Work to be completed. Reproduce every row below verbatim, keeping the original order, spacing, and punctuation.

Data to use.
start

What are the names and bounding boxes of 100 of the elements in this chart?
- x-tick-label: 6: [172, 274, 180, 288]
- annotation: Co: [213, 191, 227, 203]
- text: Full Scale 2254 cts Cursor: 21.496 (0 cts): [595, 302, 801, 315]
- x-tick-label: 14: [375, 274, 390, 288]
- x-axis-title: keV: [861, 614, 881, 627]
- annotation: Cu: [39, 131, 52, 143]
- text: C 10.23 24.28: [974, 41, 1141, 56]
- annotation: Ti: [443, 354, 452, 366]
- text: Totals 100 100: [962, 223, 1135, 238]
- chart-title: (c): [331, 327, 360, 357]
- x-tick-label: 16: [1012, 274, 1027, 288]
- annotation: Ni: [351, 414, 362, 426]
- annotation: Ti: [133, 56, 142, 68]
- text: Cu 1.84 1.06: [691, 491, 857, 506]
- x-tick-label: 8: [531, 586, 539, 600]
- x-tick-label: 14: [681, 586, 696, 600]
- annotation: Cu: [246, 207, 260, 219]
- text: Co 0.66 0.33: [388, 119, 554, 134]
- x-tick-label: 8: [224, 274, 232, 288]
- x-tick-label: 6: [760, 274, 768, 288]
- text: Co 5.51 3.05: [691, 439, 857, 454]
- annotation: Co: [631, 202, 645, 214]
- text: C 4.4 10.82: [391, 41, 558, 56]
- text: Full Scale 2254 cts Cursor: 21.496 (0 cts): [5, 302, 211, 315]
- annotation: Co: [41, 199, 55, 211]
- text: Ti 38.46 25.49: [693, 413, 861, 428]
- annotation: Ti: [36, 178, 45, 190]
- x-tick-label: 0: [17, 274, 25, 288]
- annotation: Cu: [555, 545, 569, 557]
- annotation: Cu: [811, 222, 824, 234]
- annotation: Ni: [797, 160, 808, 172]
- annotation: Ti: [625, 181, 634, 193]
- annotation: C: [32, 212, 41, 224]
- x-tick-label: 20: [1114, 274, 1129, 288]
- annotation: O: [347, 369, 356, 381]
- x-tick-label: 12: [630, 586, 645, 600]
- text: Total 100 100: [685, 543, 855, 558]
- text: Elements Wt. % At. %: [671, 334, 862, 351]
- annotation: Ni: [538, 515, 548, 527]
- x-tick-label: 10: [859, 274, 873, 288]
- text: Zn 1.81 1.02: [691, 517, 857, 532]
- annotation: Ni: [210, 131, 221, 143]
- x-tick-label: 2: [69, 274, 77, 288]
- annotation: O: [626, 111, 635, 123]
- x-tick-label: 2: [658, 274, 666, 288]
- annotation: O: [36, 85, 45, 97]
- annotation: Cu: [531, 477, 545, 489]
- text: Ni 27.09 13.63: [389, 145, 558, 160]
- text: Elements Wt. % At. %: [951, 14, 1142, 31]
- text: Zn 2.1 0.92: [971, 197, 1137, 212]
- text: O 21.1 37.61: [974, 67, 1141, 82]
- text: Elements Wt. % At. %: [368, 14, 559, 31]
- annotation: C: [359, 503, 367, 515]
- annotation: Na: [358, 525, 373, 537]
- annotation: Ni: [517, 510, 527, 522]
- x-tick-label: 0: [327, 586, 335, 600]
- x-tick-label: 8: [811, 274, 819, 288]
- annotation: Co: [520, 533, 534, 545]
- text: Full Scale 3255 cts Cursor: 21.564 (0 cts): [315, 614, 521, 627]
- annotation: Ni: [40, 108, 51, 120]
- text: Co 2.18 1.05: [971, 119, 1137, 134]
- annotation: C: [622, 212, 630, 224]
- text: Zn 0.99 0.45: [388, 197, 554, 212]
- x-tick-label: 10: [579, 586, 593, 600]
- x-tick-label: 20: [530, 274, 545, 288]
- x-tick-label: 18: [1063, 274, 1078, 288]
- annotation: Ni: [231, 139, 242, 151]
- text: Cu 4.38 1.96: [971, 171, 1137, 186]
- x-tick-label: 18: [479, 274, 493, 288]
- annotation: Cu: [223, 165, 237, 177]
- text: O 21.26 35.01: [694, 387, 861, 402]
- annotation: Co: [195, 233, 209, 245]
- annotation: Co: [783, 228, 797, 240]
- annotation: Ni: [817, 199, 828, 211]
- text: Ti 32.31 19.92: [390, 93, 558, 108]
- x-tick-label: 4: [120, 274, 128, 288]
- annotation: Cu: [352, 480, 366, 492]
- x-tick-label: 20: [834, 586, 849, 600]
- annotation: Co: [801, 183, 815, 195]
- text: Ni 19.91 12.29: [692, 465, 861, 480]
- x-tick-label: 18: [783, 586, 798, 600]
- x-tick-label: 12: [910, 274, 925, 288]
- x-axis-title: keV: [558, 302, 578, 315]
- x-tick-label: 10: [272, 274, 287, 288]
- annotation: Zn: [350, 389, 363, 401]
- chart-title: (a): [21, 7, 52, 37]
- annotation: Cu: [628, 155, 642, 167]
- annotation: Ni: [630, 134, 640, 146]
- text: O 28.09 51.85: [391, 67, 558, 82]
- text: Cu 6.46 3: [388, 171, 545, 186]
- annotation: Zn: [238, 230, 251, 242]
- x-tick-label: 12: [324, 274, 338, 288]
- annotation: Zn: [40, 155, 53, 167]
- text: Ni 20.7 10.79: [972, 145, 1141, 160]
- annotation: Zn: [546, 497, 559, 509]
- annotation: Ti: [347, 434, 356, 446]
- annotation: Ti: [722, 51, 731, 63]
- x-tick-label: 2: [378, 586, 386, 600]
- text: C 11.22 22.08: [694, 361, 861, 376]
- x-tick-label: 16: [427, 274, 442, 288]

end

Worked answer.
What are the names and bounding boxes of 100 of the elements in this chart?
- x-tick-label: 6: [172, 274, 180, 288]
- annotation: Co: [213, 191, 227, 203]
- text: Full Scale 2254 cts Cursor: 21.496 (0 cts): [595, 302, 801, 315]
- x-tick-label: 14: [375, 274, 390, 288]
- x-axis-title: keV: [861, 614, 881, 627]
- annotation: Cu: [39, 131, 52, 143]
- text: C 10.23 24.28: [974, 41, 1141, 56]
- annotation: Ti: [443, 354, 452, 366]
- text: Totals 100 100: [962, 223, 1135, 238]
- chart-title: (c): [331, 327, 360, 357]
- x-tick-label: 16: [1012, 274, 1027, 288]
- annotation: Ni: [351, 414, 362, 426]
- annotation: Ti: [133, 56, 142, 68]
- text: Cu 1.84 1.06: [691, 491, 857, 506]
- x-tick-label: 8: [531, 586, 539, 600]
- x-tick-label: 14: [681, 586, 696, 600]
- annotation: Cu: [246, 207, 260, 219]
- text: Co 0.66 0.33: [388, 119, 554, 134]
- x-tick-label: 8: [224, 274, 232, 288]
- x-tick-label: 6: [760, 274, 768, 288]
- text: Co 5.51 3.05: [691, 439, 857, 454]
- annotation: Co: [631, 202, 645, 214]
- text: C 4.4 10.82: [391, 41, 558, 56]
- text: Full Scale 2254 cts Cursor: 21.496 (0 cts): [5, 302, 211, 315]
- annotation: Co: [41, 199, 55, 211]
- text: Ti 38.46 25.49: [693, 413, 861, 428]
- annotation: Ti: [36, 178, 45, 190]
- x-tick-label: 0: [17, 274, 25, 288]
- annotation: Cu: [555, 545, 569, 557]
- annotation: Cu: [811, 222, 824, 234]
- annotation: Ni: [797, 160, 808, 172]
- annotation: Ti: [625, 181, 634, 193]
- annotation: C: [32, 212, 41, 224]
- x-tick-label: 20: [1114, 274, 1129, 288]
- annotation: O: [347, 369, 356, 381]
- x-tick-label: 12: [630, 586, 645, 600]
- text: Total 100 100: [685, 543, 855, 558]
- text: Elements Wt. % At. %: [671, 334, 862, 351]
- annotation: Ni: [538, 515, 548, 527]
- x-tick-label: 10: [859, 274, 873, 288]
- text: Zn 1.81 1.02: [691, 517, 857, 532]
- annotation: Ni: [210, 131, 221, 143]
- x-tick-label: 2: [69, 274, 77, 288]
- annotation: O: [626, 111, 635, 123]
- x-tick-label: 2: [658, 274, 666, 288]
- annotation: O: [36, 85, 45, 97]
- annotation: Cu: [531, 477, 545, 489]
- text: Ni 27.09 13.63: [389, 145, 558, 160]
- text: Elements Wt. % At. %: [951, 14, 1142, 31]
- text: Zn 2.1 0.92: [971, 197, 1137, 212]
- text: O 21.1 37.61: [974, 67, 1141, 82]
- text: Elements Wt. % At. %: [368, 14, 559, 31]
- annotation: C: [359, 503, 367, 515]
- annotation: Na: [358, 525, 373, 537]
- annotation: Ni: [517, 510, 527, 522]
- x-tick-label: 0: [327, 586, 335, 600]
- x-tick-label: 8: [811, 274, 819, 288]
- annotation: Co: [520, 533, 534, 545]
- text: Full Scale 3255 cts Cursor: 21.564 (0 cts): [315, 614, 521, 627]
- annotation: Ni: [40, 108, 51, 120]
- text: Co 2.18 1.05: [971, 119, 1137, 134]
- annotation: C: [622, 212, 630, 224]
- text: Zn 0.99 0.45: [388, 197, 554, 212]
- x-tick-label: 10: [579, 586, 593, 600]
- x-tick-label: 20: [530, 274, 545, 288]
- x-tick-label: 18: [1063, 274, 1078, 288]
- annotation: Ni: [231, 139, 242, 151]
- text: Cu 4.38 1.96: [971, 171, 1137, 186]
- x-tick-label: 18: [479, 274, 493, 288]
- annotation: Cu: [223, 165, 237, 177]
- text: O 21.26 35.01: [694, 387, 861, 402]
- annotation: Co: [195, 233, 209, 245]
- annotation: Co: [783, 228, 797, 240]
- annotation: Ni: [817, 199, 828, 211]
- text: Ti 32.31 19.92: [390, 93, 558, 108]
- x-tick-label: 4: [120, 274, 128, 288]
- annotation: Cu: [352, 480, 366, 492]
- x-tick-label: 20: [834, 586, 849, 600]
- annotation: Co: [801, 183, 815, 195]
- text: Ni 19.91 12.29: [692, 465, 861, 480]
- x-tick-label: 18: [783, 586, 798, 600]
- x-tick-label: 12: [910, 274, 925, 288]
- x-axis-title: keV: [558, 302, 578, 315]
- x-tick-label: 10: [272, 274, 287, 288]
- annotation: Zn: [350, 389, 363, 401]
- chart-title: (a): [21, 7, 52, 37]
- annotation: Cu: [628, 155, 642, 167]
- annotation: Ni: [630, 134, 640, 146]
- text: O 28.09 51.85: [391, 67, 558, 82]
- text: Cu 6.46 3: [388, 171, 545, 186]
- annotation: Zn: [238, 230, 251, 242]
- x-tick-label: 12: [324, 274, 338, 288]
- annotation: Zn: [40, 155, 53, 167]
- text: Ni 20.7 10.79: [972, 145, 1141, 160]
- annotation: Zn: [546, 497, 559, 509]
- annotation: Ti: [347, 434, 356, 446]
- annotation: Ti: [722, 51, 731, 63]
- x-tick-label: 2: [378, 586, 386, 600]
- text: C 11.22 22.08: [694, 361, 861, 376]
- x-tick-label: 16: [427, 274, 442, 288]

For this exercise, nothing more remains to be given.